===== INFORMATION SUPPLIED

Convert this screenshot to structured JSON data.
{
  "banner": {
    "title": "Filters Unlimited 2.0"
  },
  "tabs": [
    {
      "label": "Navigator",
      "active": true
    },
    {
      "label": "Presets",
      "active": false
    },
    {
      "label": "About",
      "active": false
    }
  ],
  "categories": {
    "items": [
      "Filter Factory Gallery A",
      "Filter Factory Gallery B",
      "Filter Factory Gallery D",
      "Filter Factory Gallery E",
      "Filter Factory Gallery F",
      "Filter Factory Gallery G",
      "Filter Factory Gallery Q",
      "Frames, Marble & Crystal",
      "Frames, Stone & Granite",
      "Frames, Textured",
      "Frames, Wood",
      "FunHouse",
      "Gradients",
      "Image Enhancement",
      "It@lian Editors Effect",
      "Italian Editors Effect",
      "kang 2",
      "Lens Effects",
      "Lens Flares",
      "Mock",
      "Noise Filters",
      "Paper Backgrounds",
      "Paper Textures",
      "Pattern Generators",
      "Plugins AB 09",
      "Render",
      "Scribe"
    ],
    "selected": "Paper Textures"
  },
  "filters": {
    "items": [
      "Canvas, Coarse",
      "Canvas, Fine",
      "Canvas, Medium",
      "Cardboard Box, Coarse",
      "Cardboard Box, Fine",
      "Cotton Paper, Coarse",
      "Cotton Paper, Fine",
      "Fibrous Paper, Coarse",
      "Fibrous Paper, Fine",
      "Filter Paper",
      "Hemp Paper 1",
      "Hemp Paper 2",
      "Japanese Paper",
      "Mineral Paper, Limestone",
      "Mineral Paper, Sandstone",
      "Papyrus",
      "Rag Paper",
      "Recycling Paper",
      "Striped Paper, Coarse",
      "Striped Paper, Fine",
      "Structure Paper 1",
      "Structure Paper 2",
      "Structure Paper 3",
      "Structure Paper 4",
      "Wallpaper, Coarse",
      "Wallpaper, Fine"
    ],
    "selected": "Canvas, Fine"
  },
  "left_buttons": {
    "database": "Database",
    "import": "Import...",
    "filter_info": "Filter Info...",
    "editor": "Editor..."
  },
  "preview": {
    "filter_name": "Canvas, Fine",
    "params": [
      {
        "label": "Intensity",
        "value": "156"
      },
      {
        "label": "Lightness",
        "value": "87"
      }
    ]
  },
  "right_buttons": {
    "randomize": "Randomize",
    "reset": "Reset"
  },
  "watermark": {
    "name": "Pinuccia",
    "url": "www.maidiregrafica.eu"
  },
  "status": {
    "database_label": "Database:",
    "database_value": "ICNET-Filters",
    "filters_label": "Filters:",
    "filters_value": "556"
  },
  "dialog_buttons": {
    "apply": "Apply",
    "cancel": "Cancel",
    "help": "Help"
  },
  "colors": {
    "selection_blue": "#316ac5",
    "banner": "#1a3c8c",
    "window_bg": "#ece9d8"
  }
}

==========

### INSTRUCTIONS TO FOLLOW
Repeat the data precisely, reproducing every entry.

### SOLUTION TO THIS TASK
Convert this screenshot to structured JSON data.
{
  "banner": {
    "title": "Filters Unlimited 2.0"
  },
  "tabs": [
    {
      "label": "Navigator",
      "active": true
    },
    {
      "label": "Presets",
      "active": false
    },
    {
      "label": "About",
      "active": false
    }
  ],
  "categories": {
    "items": [
      "Filter Factory Gallery A",
      "Filter Factory Gallery B",
      "Filter Factory Gallery D",
      "Filter Factory Gallery E",
      "Filter Factory Gallery F",
      "Filter Factory Gallery G",
      "Filter Factory Gallery Q",
      "Frames, Marble & Crystal",
      "Frames, Stone & Granite",
      "Frames, Textured",
      "Frames, Wood",
      "FunHouse",
      "Gradients",
      "Image Enhancement",
      "It@lian Editors Effect",
      "Italian Editors Effect",
      "kang 2",
      "Lens Effects",
      "Lens Flares",
      "Mock",
      "Noise Filters",
      "Paper Backgrounds",
      "Paper Textures",
      "Pattern Generators",
      "Plugins AB 09",
      "Render",
      "Scribe"
    ],
    "selected": "Paper Textures"
  },
  "filters": {
    "items": [
      "Canvas, Coarse",
      "Canvas, Fine",
      "Canvas, Medium",
      "Cardboard Box, Coarse",
      "Cardboard Box, Fine",
      "Cotton Paper, Coarse",
      "Cotton Paper, Fine",
      "Fibrous Paper, Coarse",
      "Fibrous Paper, Fine",
      "Filter Paper",
      "Hemp Paper 1",
      "Hemp Paper 2",
      "Japanese Paper",
      "Mineral Paper, Limestone",
      "Mineral Paper, Sandstone",
      "Papyrus",
      "Rag Paper",
      "Recycling Paper",
      "Striped Paper, Coarse",
      "Striped Paper, Fine",
      "Structure Paper 1",
      "Structure Paper 2",
      "Structure Paper 3",
      "Structure Paper 4",
      "Wallpaper, Coarse",
      "Wallpaper, Fine"
    ],
    "selected": "Canvas, Fine"
  },
  "left_buttons": {
    "database": "Database",
    "import": "Import...",
    "filter_info": "Filter Info...",
    "editor": "Editor..."
  },
  "preview": {
    "filter_name": "Canvas, Fine",
    "params": [
      {
        "label": "Intensity",
        "value": "156"
      },
      {
        "label": "Lightness",
        "value": "87"
      }
    ]
  },
  "right_buttons": {
    "randomize": "Randomize",
    "reset": "Reset"
  },
  "watermark": {
    "name": "Pinuccia",
    "url": "www.maidiregrafica.eu"
  },
  "status": {
    "database_label": "Database:",
    "database_value": "ICNET-Filters",
    "filters_label": "Filters:",
    "filters_value": "556"
  },
  "dialog_buttons": {
    "apply": "Apply",
    "cancel": "Cancel",
    "help": "Help"
  },
  "colors": {
    "selection_blue": "#316ac5",
    "banner": "#1a3c8c",
    "window_bg": "#ece9d8"
  }
}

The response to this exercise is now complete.